## Exercise instructions:
Go through the data below. Pull out every line that has the word "ylabel".

[Data records]
□ □ □ □ □

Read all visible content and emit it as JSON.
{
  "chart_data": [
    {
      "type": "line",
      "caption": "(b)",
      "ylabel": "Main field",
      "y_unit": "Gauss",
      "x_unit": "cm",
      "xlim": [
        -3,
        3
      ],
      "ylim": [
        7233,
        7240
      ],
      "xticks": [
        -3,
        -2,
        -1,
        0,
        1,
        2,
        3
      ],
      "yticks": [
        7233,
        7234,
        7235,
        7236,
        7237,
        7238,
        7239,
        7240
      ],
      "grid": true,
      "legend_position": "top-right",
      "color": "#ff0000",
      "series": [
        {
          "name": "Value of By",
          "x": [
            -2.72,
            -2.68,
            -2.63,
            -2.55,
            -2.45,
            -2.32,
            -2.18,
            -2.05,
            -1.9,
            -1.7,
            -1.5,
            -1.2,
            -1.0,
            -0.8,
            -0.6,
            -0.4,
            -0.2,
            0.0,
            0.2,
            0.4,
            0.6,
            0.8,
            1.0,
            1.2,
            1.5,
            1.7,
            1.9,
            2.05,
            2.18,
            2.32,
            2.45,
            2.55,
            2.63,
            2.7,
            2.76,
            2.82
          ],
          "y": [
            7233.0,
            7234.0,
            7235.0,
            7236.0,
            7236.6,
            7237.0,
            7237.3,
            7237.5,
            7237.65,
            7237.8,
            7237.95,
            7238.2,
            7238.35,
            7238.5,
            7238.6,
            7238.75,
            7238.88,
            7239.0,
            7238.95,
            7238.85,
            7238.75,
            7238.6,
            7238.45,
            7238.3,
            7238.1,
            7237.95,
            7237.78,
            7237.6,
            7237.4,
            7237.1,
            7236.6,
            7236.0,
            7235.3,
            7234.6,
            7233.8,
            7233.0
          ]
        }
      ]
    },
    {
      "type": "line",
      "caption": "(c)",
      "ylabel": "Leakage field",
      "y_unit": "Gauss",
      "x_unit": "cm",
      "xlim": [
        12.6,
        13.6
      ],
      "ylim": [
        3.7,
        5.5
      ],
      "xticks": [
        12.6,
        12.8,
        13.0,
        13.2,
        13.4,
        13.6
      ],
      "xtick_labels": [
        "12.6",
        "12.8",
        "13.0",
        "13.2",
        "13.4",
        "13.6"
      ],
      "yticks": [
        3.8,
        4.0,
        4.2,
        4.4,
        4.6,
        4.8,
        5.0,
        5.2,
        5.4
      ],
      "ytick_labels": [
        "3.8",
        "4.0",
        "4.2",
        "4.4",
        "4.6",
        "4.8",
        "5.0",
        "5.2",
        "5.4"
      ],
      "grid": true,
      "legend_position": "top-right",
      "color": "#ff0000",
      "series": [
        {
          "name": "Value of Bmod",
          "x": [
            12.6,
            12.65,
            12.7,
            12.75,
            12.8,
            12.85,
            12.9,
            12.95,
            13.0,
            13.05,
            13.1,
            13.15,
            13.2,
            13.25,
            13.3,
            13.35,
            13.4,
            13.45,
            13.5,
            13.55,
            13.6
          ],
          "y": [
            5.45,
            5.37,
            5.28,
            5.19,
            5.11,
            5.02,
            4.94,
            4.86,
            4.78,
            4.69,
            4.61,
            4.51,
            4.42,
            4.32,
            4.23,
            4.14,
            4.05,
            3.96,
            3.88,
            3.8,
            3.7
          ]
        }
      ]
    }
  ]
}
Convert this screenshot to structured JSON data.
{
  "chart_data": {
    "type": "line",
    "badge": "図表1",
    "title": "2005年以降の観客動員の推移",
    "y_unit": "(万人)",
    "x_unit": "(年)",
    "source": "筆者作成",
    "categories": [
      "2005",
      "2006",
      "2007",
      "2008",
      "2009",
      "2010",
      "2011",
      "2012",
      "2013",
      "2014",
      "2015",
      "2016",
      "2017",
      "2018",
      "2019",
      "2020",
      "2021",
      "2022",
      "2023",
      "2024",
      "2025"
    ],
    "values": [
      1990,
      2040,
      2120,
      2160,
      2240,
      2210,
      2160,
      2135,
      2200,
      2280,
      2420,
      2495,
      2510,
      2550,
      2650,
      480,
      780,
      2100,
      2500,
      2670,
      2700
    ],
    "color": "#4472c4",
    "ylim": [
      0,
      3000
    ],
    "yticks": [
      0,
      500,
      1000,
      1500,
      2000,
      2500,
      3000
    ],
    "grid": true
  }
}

□ □ □ □ □

## Written response:
      "ylabel": "Main field",
      "ylabel": "Leakage field",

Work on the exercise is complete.